(begin)
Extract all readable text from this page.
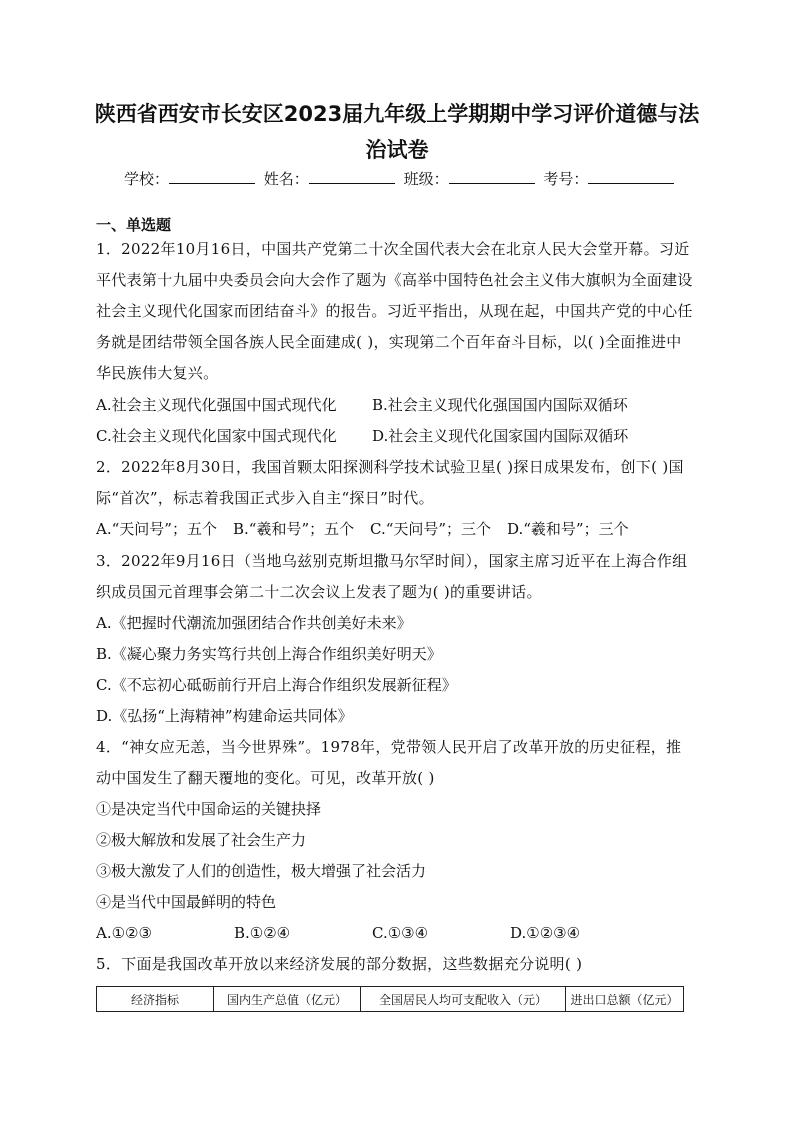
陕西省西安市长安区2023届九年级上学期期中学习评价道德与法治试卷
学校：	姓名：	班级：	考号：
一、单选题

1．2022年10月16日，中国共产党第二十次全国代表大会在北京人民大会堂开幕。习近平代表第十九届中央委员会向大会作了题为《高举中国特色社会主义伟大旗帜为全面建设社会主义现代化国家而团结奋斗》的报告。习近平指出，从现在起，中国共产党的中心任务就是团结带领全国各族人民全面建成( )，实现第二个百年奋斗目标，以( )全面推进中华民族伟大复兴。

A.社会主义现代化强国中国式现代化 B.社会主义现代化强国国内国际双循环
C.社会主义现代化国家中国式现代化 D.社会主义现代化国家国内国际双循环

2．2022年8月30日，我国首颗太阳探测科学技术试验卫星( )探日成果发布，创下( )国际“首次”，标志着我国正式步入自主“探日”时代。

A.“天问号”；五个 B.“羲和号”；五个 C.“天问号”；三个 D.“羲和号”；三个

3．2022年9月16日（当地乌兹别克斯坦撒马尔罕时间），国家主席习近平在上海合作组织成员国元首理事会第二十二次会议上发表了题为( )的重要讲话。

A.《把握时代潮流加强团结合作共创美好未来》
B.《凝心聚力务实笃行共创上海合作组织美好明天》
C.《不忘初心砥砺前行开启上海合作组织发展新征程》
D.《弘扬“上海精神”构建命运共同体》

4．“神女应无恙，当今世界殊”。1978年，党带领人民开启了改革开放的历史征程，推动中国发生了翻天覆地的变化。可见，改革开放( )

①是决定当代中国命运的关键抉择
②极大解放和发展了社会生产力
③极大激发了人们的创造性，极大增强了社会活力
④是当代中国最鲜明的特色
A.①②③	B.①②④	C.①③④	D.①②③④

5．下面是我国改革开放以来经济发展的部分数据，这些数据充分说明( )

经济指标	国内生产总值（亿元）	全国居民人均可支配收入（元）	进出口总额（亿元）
(end)
Take the listing above and print it exactly, apart from the pictures.

Extract all readable text from this page.
陕西省西安市长安区2023届九年级上学期期中学习评价道德与法治试卷
学校：	姓名：	班级：	考号：
一、单选题

1．2022年10月16日，中国共产党第二十次全国代表大会在北京人民大会堂开幕。习近平代表第十九届中央委员会向大会作了题为《高举中国特色社会主义伟大旗帜为全面建设社会主义现代化国家而团结奋斗》的报告。习近平指出，从现在起，中国共产党的中心任务就是团结带领全国各族人民全面建成( )，实现第二个百年奋斗目标，以( )全面推进中华民族伟大复兴。

A.社会主义现代化强国中国式现代化 B.社会主义现代化强国国内国际双循环
C.社会主义现代化国家中国式现代化 D.社会主义现代化国家国内国际双循环

2．2022年8月30日，我国首颗太阳探测科学技术试验卫星( )探日成果发布，创下( )国际“首次”，标志着我国正式步入自主“探日”时代。

A.“天问号”；五个 B.“羲和号”；五个 C.“天问号”；三个 D.“羲和号”；三个

3．2022年9月16日（当地乌兹别克斯坦撒马尔罕时间），国家主席习近平在上海合作组织成员国元首理事会第二十二次会议上发表了题为( )的重要讲话。

A.《把握时代潮流加强团结合作共创美好未来》
B.《凝心聚力务实笃行共创上海合作组织美好明天》
C.《不忘初心砥砺前行开启上海合作组织发展新征程》
D.《弘扬“上海精神”构建命运共同体》

4．“神女应无恙，当今世界殊”。1978年，党带领人民开启了改革开放的历史征程，推动中国发生了翻天覆地的变化。可见，改革开放( )

①是决定当代中国命运的关键抉择
②极大解放和发展了社会生产力
③极大激发了人们的创造性，极大增强了社会活力
④是当代中国最鲜明的特色
A.①②③	B.①②④	C.①③④	D.①②③④

5．下面是我国改革开放以来经济发展的部分数据，这些数据充分说明( )

经济指标	国内生产总值（亿元）	全国居民人均可支配收入（元）	进出口总额（亿元）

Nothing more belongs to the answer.